* _YOUR OBJECTIVE_
Set all the material down again unchanged, without the pictures.
== TASK INPUT ==
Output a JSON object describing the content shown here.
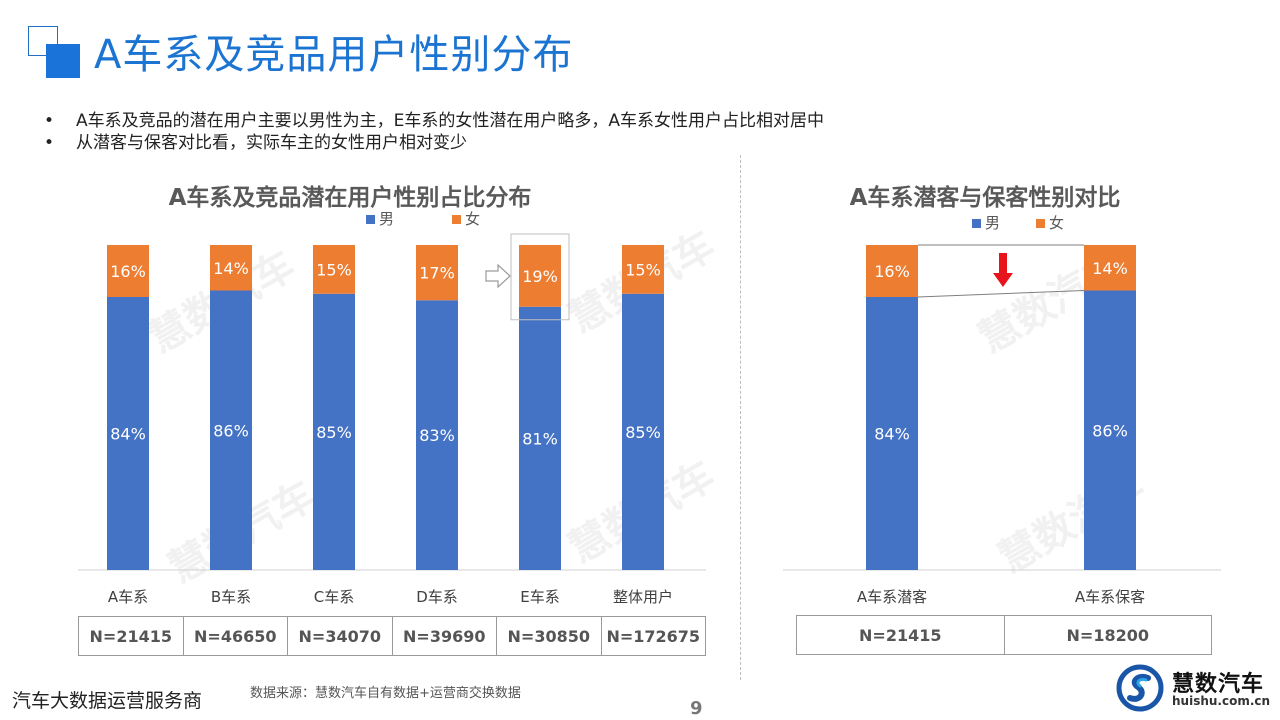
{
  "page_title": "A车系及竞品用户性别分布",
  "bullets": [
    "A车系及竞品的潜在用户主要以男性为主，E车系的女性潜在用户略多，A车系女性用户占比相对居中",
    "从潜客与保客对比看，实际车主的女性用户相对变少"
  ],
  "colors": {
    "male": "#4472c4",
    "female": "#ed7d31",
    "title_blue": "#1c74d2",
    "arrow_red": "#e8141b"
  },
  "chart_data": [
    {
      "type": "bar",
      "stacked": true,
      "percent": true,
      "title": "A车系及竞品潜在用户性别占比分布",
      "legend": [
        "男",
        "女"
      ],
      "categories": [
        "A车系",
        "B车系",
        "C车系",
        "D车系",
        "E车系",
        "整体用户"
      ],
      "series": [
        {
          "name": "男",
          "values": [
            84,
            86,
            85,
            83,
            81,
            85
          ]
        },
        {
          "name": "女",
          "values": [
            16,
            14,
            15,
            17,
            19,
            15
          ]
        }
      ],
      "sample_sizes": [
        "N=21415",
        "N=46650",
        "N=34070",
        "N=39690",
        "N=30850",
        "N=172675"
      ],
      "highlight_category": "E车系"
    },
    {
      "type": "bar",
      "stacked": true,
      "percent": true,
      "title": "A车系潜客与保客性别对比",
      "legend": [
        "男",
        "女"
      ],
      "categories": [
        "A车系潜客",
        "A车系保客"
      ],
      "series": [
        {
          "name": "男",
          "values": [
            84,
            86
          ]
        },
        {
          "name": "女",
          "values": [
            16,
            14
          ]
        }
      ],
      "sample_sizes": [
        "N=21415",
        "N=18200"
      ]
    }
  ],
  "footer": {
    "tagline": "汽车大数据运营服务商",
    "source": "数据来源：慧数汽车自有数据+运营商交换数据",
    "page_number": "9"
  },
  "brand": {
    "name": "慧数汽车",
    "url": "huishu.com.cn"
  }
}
===
* _COMPLETE RESPONSE_
Output a JSON object describing the content shown here.
{
  "page_title": "A车系及竞品用户性别分布",
  "bullets": [
    "A车系及竞品的潜在用户主要以男性为主，E车系的女性潜在用户略多，A车系女性用户占比相对居中",
    "从潜客与保客对比看，实际车主的女性用户相对变少"
  ],
  "colors": {
    "male": "#4472c4",
    "female": "#ed7d31",
    "title_blue": "#1c74d2",
    "arrow_red": "#e8141b"
  },
  "chart_data": [
    {
      "type": "bar",
      "stacked": true,
      "percent": true,
      "title": "A车系及竞品潜在用户性别占比分布",
      "legend": [
        "男",
        "女"
      ],
      "categories": [
        "A车系",
        "B车系",
        "C车系",
        "D车系",
        "E车系",
        "整体用户"
      ],
      "series": [
        {
          "name": "男",
          "values": [
            84,
            86,
            85,
            83,
            81,
            85
          ]
        },
        {
          "name": "女",
          "values": [
            16,
            14,
            15,
            17,
            19,
            15
          ]
        }
      ],
      "sample_sizes": [
        "N=21415",
        "N=46650",
        "N=34070",
        "N=39690",
        "N=30850",
        "N=172675"
      ],
      "highlight_category": "E车系"
    },
    {
      "type": "bar",
      "stacked": true,
      "percent": true,
      "title": "A车系潜客与保客性别对比",
      "legend": [
        "男",
        "女"
      ],
      "categories": [
        "A车系潜客",
        "A车系保客"
      ],
      "series": [
        {
          "name": "男",
          "values": [
            84,
            86
          ]
        },
        {
          "name": "女",
          "values": [
            16,
            14
          ]
        }
      ],
      "sample_sizes": [
        "N=21415",
        "N=18200"
      ]
    }
  ],
  "footer": {
    "tagline": "汽车大数据运营服务商",
    "source": "数据来源：慧数汽车自有数据+运营商交换数据",
    "page_number": "9"
  },
  "brand": {
    "name": "慧数汽车",
    "url": "huishu.com.cn"
  }
}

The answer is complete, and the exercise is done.